** Task **
Extract, from the records beneath this instruction, each line that contains the word "marker".

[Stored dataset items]
* BEGIN *
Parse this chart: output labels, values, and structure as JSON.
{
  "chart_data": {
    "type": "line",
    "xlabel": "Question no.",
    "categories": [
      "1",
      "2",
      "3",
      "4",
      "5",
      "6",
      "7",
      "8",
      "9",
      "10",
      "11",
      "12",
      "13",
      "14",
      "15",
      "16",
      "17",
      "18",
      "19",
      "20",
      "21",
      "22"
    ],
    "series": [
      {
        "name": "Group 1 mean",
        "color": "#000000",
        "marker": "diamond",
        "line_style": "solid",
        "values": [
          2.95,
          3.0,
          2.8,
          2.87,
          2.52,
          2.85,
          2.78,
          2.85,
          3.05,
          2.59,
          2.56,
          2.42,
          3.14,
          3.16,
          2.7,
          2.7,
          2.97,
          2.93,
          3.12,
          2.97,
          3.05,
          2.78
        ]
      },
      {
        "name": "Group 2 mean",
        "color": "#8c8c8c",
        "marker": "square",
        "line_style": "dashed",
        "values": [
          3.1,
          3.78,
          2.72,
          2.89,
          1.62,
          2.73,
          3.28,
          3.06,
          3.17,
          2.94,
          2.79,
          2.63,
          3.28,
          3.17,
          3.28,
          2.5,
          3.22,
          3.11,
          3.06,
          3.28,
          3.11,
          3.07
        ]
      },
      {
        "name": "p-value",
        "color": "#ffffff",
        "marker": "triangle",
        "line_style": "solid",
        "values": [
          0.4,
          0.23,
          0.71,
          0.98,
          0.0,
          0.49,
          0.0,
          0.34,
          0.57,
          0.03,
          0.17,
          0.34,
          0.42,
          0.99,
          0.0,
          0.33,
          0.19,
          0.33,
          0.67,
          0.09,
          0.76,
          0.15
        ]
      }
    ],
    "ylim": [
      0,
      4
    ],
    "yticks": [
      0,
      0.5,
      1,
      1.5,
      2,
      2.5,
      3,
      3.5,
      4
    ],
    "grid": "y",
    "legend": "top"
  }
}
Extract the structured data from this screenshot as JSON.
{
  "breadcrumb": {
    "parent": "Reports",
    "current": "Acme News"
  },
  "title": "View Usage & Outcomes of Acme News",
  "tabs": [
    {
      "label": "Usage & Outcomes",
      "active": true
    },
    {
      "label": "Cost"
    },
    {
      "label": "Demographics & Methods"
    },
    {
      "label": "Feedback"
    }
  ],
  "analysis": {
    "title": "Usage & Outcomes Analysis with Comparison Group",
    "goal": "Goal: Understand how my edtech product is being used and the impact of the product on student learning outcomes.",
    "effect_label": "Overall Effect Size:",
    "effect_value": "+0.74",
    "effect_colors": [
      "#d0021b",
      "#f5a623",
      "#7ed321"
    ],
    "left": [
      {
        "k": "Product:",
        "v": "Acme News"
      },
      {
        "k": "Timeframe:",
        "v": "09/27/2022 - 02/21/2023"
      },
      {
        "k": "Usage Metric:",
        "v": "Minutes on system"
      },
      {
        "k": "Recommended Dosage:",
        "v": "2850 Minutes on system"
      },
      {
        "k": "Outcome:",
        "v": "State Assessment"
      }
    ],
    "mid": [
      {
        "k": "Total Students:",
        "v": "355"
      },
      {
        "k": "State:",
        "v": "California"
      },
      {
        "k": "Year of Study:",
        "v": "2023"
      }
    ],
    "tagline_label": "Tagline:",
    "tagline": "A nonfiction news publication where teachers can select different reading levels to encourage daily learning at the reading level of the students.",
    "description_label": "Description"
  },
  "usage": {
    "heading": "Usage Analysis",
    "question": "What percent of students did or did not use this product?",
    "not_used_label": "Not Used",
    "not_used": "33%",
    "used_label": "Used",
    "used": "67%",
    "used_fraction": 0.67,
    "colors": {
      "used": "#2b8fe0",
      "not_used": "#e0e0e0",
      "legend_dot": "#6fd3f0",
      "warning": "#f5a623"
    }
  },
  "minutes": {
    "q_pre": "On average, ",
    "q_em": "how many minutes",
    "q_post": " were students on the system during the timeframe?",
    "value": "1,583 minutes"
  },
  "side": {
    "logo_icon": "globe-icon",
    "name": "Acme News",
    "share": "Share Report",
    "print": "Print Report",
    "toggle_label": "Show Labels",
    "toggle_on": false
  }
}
* END *
** In response **
        "marker": "diamond",
        "marker": "square",
        "marker": "triangle",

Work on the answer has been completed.